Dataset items
** Begin **
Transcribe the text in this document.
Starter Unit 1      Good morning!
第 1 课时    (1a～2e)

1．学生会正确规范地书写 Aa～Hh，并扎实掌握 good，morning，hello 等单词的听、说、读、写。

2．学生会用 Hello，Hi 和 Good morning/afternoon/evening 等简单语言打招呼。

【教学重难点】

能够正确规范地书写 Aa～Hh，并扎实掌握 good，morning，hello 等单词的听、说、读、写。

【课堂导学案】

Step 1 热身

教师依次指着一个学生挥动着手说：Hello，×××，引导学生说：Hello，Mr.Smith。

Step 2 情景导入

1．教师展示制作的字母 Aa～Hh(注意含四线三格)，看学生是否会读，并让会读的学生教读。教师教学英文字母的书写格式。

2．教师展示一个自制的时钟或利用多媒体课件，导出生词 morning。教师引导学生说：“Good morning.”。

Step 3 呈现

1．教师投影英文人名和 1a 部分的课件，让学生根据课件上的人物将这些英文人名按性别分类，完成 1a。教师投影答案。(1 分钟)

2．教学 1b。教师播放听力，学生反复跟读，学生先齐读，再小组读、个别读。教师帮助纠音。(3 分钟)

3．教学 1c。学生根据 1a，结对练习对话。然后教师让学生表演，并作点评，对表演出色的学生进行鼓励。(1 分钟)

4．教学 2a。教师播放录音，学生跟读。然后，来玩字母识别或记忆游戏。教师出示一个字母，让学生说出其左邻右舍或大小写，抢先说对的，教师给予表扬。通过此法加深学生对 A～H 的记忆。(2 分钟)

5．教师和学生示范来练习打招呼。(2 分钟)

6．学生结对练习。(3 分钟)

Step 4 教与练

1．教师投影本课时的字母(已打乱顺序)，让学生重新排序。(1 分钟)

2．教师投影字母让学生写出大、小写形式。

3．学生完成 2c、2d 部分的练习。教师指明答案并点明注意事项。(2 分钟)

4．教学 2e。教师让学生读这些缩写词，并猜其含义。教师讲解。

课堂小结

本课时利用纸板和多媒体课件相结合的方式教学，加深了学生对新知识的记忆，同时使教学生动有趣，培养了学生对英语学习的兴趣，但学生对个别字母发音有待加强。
** End **
** Stated goal **
Repeat the listing in full, keeping every line exactly as it is.

** Response to this exercise **
Transcribe the text in this document.
Starter Unit 1      Good morning!
第 1 课时    (1a～2e)

1．学生会正确规范地书写 Aa～Hh，并扎实掌握 good，morning，hello 等单词的听、说、读、写。

2．学生会用 Hello，Hi 和 Good morning/afternoon/evening 等简单语言打招呼。

【教学重难点】

能够正确规范地书写 Aa～Hh，并扎实掌握 good，morning，hello 等单词的听、说、读、写。

【课堂导学案】

Step 1 热身

教师依次指着一个学生挥动着手说：Hello，×××，引导学生说：Hello，Mr.Smith。

Step 2 情景导入

1．教师展示制作的字母 Aa～Hh(注意含四线三格)，看学生是否会读，并让会读的学生教读。教师教学英文字母的书写格式。

2．教师展示一个自制的时钟或利用多媒体课件，导出生词 morning。教师引导学生说：“Good morning.”。

Step 3 呈现

1．教师投影英文人名和 1a 部分的课件，让学生根据课件上的人物将这些英文人名按性别分类，完成 1a。教师投影答案。(1 分钟)

2．教学 1b。教师播放听力，学生反复跟读，学生先齐读，再小组读、个别读。教师帮助纠音。(3 分钟)

3．教学 1c。学生根据 1a，结对练习对话。然后教师让学生表演，并作点评，对表演出色的学生进行鼓励。(1 分钟)

4．教学 2a。教师播放录音，学生跟读。然后，来玩字母识别或记忆游戏。教师出示一个字母，让学生说出其左邻右舍或大小写，抢先说对的，教师给予表扬。通过此法加深学生对 A～H 的记忆。(2 分钟)

5．教师和学生示范来练习打招呼。(2 分钟)

6．学生结对练习。(3 分钟)

Step 4 教与练

1．教师投影本课时的字母(已打乱顺序)，让学生重新排序。(1 分钟)

2．教师投影字母让学生写出大、小写形式。

3．学生完成 2c、2d 部分的练习。教师指明答案并点明注意事项。(2 分钟)

4．教学 2e。教师让学生读这些缩写词，并猜其含义。教师讲解。

课堂小结

本课时利用纸板和多媒体课件相结合的方式教学，加深了学生对新知识的记忆，同时使教学生动有趣，培养了学生对英语学习的兴趣，但学生对个别字母发音有待加强。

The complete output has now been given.